Saved data entries
BEGIN
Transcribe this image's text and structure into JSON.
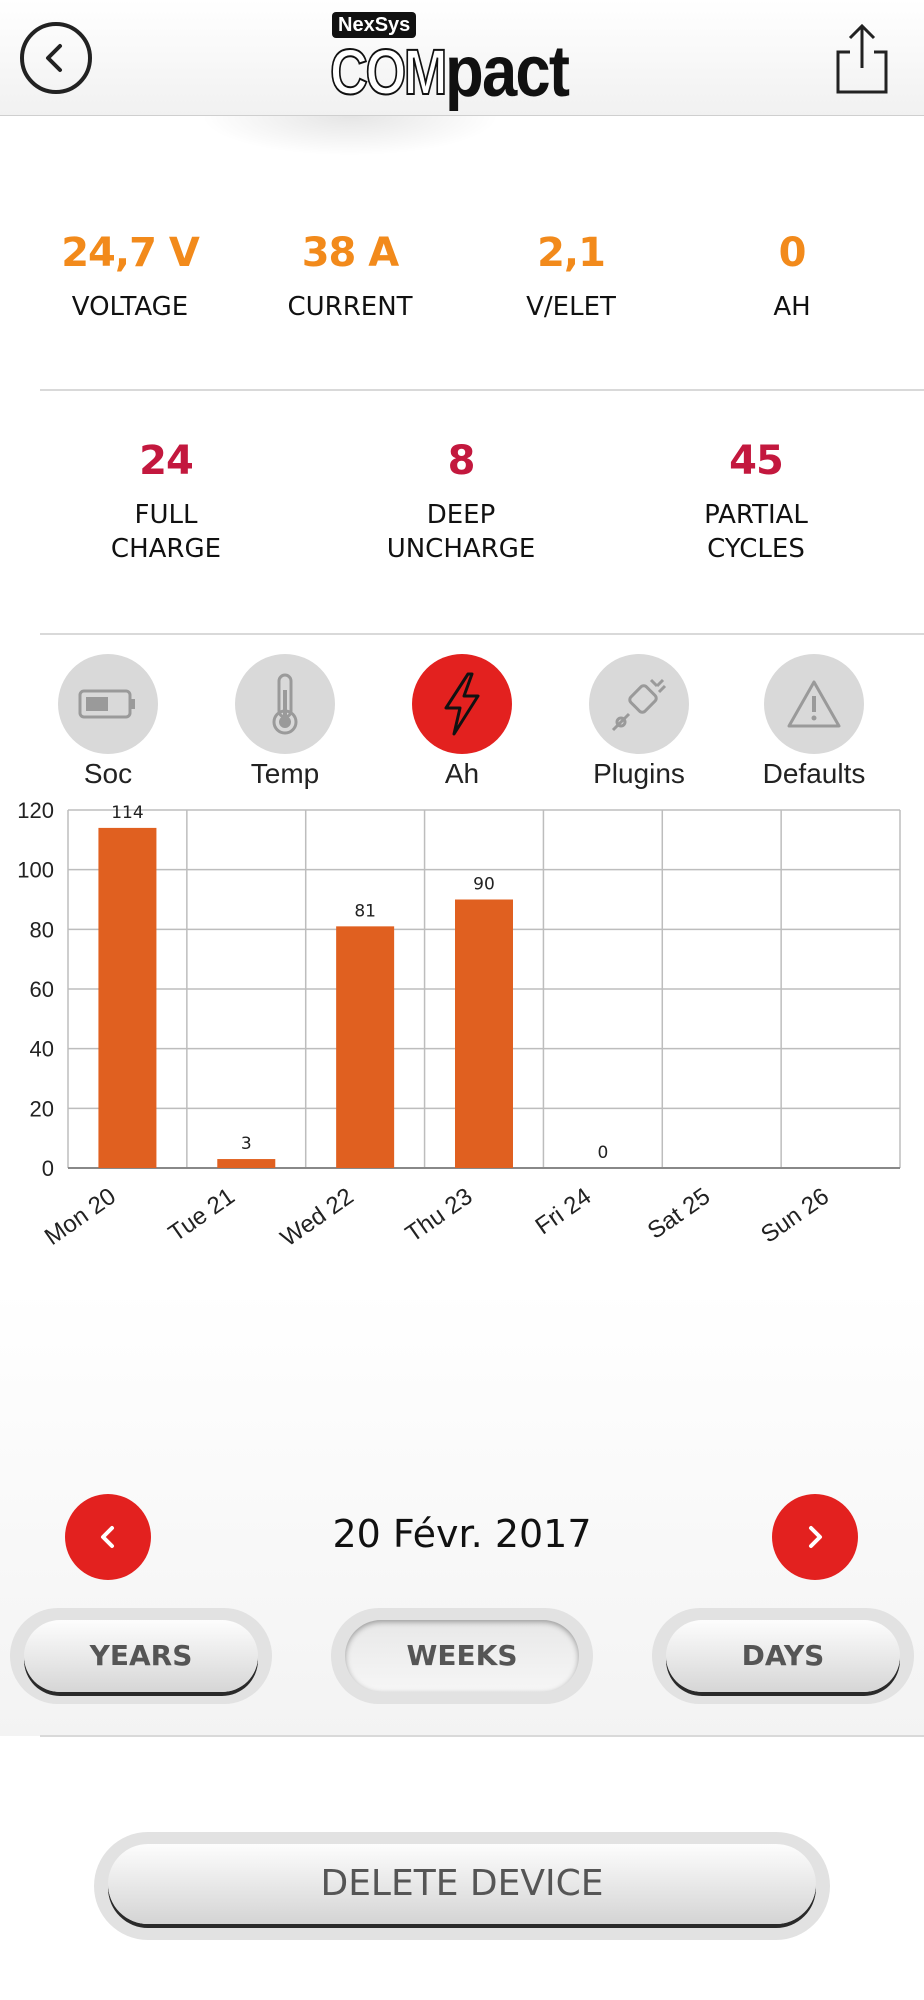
{
  "header": {
    "logo_top": "NexSys",
    "logo_com": "COM",
    "logo_pact": "pact"
  },
  "stats_row1": [
    {
      "value": "24,7 V",
      "label": "VOLTAGE"
    },
    {
      "value": "38 A",
      "label": "CURRENT"
    },
    {
      "value": "2,1",
      "label": "V/ELET"
    },
    {
      "value": "0",
      "label": "AH"
    }
  ],
  "stats_row2": [
    {
      "value": "24",
      "label_line1": "FULL",
      "label_line2": "CHARGE"
    },
    {
      "value": "8",
      "label_line1": "DEEP",
      "label_line2": "UNCHARGE"
    },
    {
      "value": "45",
      "label_line1": "PARTIAL",
      "label_line2": "CYCLES"
    }
  ],
  "tabs": [
    {
      "label": "Soc",
      "icon": "battery-icon",
      "active": false
    },
    {
      "label": "Temp",
      "icon": "thermometer-icon",
      "active": false
    },
    {
      "label": "Ah",
      "icon": "lightning-icon",
      "active": true
    },
    {
      "label": "Plugins",
      "icon": "plug-icon",
      "active": false
    },
    {
      "label": "Defaults",
      "icon": "warning-icon",
      "active": false
    }
  ],
  "chart_data": {
    "type": "bar",
    "categories": [
      "Mon 20",
      "Tue 21",
      "Wed 22",
      "Thu 23",
      "Fri 24",
      "Sat 25",
      "Sun 26"
    ],
    "series": [
      {
        "name": "AH",
        "values": [
          114,
          3,
          81,
          90,
          0,
          null,
          null
        ],
        "color": "#e06020"
      }
    ],
    "data_labels": [
      "114",
      "3",
      "81",
      "90",
      "0",
      "",
      ""
    ],
    "y_ticks": [
      "0",
      "20",
      "40",
      "60",
      "80",
      "100",
      "120"
    ],
    "ylim": [
      0,
      120
    ],
    "grid": true,
    "legend_position": "bottom-left"
  },
  "date_nav": {
    "current_date": "20 Févr. 2017"
  },
  "period_buttons": {
    "years": "YEARS",
    "weeks": "WEEKS",
    "days": "DAYS"
  },
  "delete_button": "DELETE DEVICE",
  "colors": {
    "accent_red": "#e3211f",
    "value_orange": "#f28a1b",
    "value_crimson": "#c3183e",
    "bar_orange": "#e06020"
  }
}
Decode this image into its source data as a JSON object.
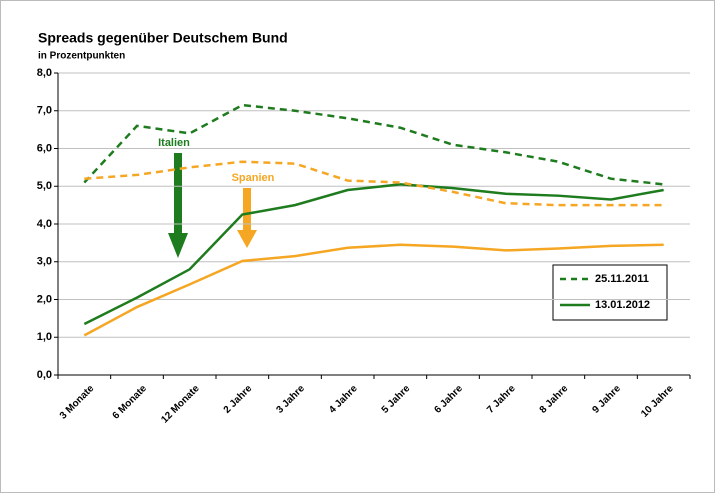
{
  "chart_data": {
    "type": "line",
    "title": "Spreads gegenüber Deutschem Bund",
    "subtitle": "in Prozentpunkten",
    "categories": [
      "3 Monate",
      "6 Monate",
      "12 Monate",
      "2 Jahre",
      "3 Jahre",
      "4 Jahre",
      "5 Jahre",
      "6 Jahre",
      "7 Jahre",
      "8 Jahre",
      "9 Jahre",
      "10 Jahre"
    ],
    "series": [
      {
        "name": "25.11.2011",
        "color": "#1e7b1e",
        "dashed": true,
        "values": [
          5.1,
          6.6,
          6.4,
          7.15,
          7.0,
          6.8,
          6.55,
          6.1,
          5.9,
          5.65,
          5.2,
          5.05
        ]
      },
      {
        "name": "13.01.2012",
        "color": "#1e7b1e",
        "dashed": false,
        "values": [
          1.35,
          2.05,
          2.8,
          4.25,
          4.5,
          4.9,
          5.05,
          4.95,
          4.8,
          4.75,
          4.65,
          4.9
        ]
      },
      {
        "color": "#f5a623",
        "dashed": true,
        "values": [
          5.2,
          5.3,
          5.5,
          5.65,
          5.6,
          5.15,
          5.1,
          4.85,
          4.55,
          4.5,
          4.5,
          4.5
        ]
      },
      {
        "color": "#f5a623",
        "dashed": false,
        "values": [
          1.05,
          1.8,
          2.4,
          3.02,
          3.15,
          3.37,
          3.45,
          3.4,
          3.3,
          3.35,
          3.42,
          3.45
        ]
      }
    ],
    "annotations": [
      "Italien",
      "Spanien"
    ],
    "ylim": [
      0,
      8
    ],
    "yticks": [
      {
        "value": 0,
        "label": "0,0"
      },
      {
        "value": 1,
        "label": "1,0"
      },
      {
        "value": 2,
        "label": "2,0"
      },
      {
        "value": 3,
        "label": "3,0"
      },
      {
        "value": 4,
        "label": "4,0"
      },
      {
        "value": 5,
        "label": "5,0"
      },
      {
        "value": 6,
        "label": "6,0"
      },
      {
        "value": 7,
        "label": "7,0"
      },
      {
        "value": 8,
        "label": "8,0"
      }
    ],
    "grid": true
  }
}
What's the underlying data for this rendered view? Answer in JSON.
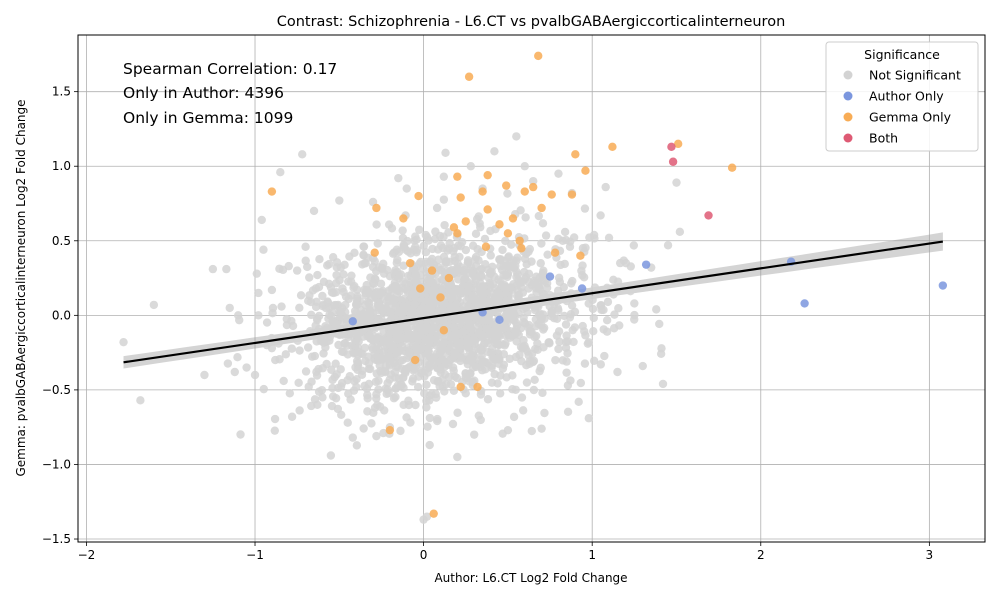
END
TASK TO CARRY OUT> Quote the data exactly, leaving every image out of the copy.

SOLUTION FOR THIS EXERCISE>
Transcribe this image's text and structure into JSON.
{
  "header": {
    "logo_top": "NexSys",
    "logo_com": "COM",
    "logo_pact": "pact"
  },
  "stats_row1": [
    {
      "value": "24,7 V",
      "label": "VOLTAGE"
    },
    {
      "value": "38 A",
      "label": "CURRENT"
    },
    {
      "value": "2,1",
      "label": "V/ELET"
    },
    {
      "value": "0",
      "label": "AH"
    }
  ],
  "stats_row2": [
    {
      "value": "24",
      "label_line1": "FULL",
      "label_line2": "CHARGE"
    },
    {
      "value": "8",
      "label_line1": "DEEP",
      "label_line2": "UNCHARGE"
    },
    {
      "value": "45",
      "label_line1": "PARTIAL",
      "label_line2": "CYCLES"
    }
  ],
  "tabs": [
    {
      "label": "Soc",
      "icon": "battery-icon",
      "active": false
    },
    {
      "label": "Temp",
      "icon": "thermometer-icon",
      "active": false
    },
    {
      "label": "Ah",
      "icon": "lightning-icon",
      "active": true
    },
    {
      "label": "Plugins",
      "icon": "plug-icon",
      "active": false
    },
    {
      "label": "Defaults",
      "icon": "warning-icon",
      "active": false
    }
  ],
  "chart_data": {
    "type": "bar",
    "categories": [
      "Mon 20",
      "Tue 21",
      "Wed 22",
      "Thu 23",
      "Fri 24",
      "Sat 25",
      "Sun 26"
    ],
    "series": [
      {
        "name": "AH",
        "values": [
          114,
          3,
          81,
          90,
          0,
          null,
          null
        ],
        "color": "#e06020"
      }
    ],
    "data_labels": [
      "114",
      "3",
      "81",
      "90",
      "0",
      "",
      ""
    ],
    "y_ticks": [
      "0",
      "20",
      "40",
      "60",
      "80",
      "100",
      "120"
    ],
    "ylim": [
      0,
      120
    ],
    "grid": true,
    "legend_position": "bottom-left"
  },
  "date_nav": {
    "current_date": "20 Févr. 2017"
  },
  "period_buttons": {
    "years": "YEARS",
    "weeks": "WEEKS",
    "days": "DAYS"
  },
  "delete_button": "DELETE DEVICE",
  "colors": {
    "accent_red": "#e3211f",
    "value_orange": "#f28a1b",
    "value_crimson": "#c3183e",
    "bar_orange": "#e06020"
  }
}
Decode this image into its source data as a JSON object.
{
  "chart_data": {
    "type": "line",
    "title": "Spreads gegenüber Deutschem Bund",
    "subtitle": "in Prozentpunkten",
    "categories": [
      "3 Monate",
      "6 Monate",
      "12 Monate",
      "2 Jahre",
      "3 Jahre",
      "4 Jahre",
      "5 Jahre",
      "6 Jahre",
      "7 Jahre",
      "8 Jahre",
      "9 Jahre",
      "10 Jahre"
    ],
    "series": [
      {
        "name": "25.11.2011",
        "color": "#1e7b1e",
        "dashed": true,
        "values": [
          5.1,
          6.6,
          6.4,
          7.15,
          7.0,
          6.8,
          6.55,
          6.1,
          5.9,
          5.65,
          5.2,
          5.05
        ]
      },
      {
        "name": "13.01.2012",
        "color": "#1e7b1e",
        "dashed": false,
        "values": [
          1.35,
          2.05,
          2.8,
          4.25,
          4.5,
          4.9,
          5.05,
          4.95,
          4.8,
          4.75,
          4.65,
          4.9
        ]
      },
      {
        "color": "#f5a623",
        "dashed": true,
        "values": [
          5.2,
          5.3,
          5.5,
          5.65,
          5.6,
          5.15,
          5.1,
          4.85,
          4.55,
          4.5,
          4.5,
          4.5
        ]
      },
      {
        "color": "#f5a623",
        "dashed": false,
        "values": [
          1.05,
          1.8,
          2.4,
          3.02,
          3.15,
          3.37,
          3.45,
          3.4,
          3.3,
          3.35,
          3.42,
          3.45
        ]
      }
    ],
    "annotations": [
      "Italien",
      "Spanien"
    ],
    "ylim": [
      0,
      8
    ],
    "yticks": [
      {
        "value": 0,
        "label": "0,0"
      },
      {
        "value": 1,
        "label": "1,0"
      },
      {
        "value": 2,
        "label": "2,0"
      },
      {
        "value": 3,
        "label": "3,0"
      },
      {
        "value": 4,
        "label": "4,0"
      },
      {
        "value": 5,
        "label": "5,0"
      },
      {
        "value": 6,
        "label": "6,0"
      },
      {
        "value": 7,
        "label": "7,0"
      },
      {
        "value": 8,
        "label": "8,0"
      }
    ],
    "grid": true
  }
}
What's the underlying data for this rendered view? Answer in JSON.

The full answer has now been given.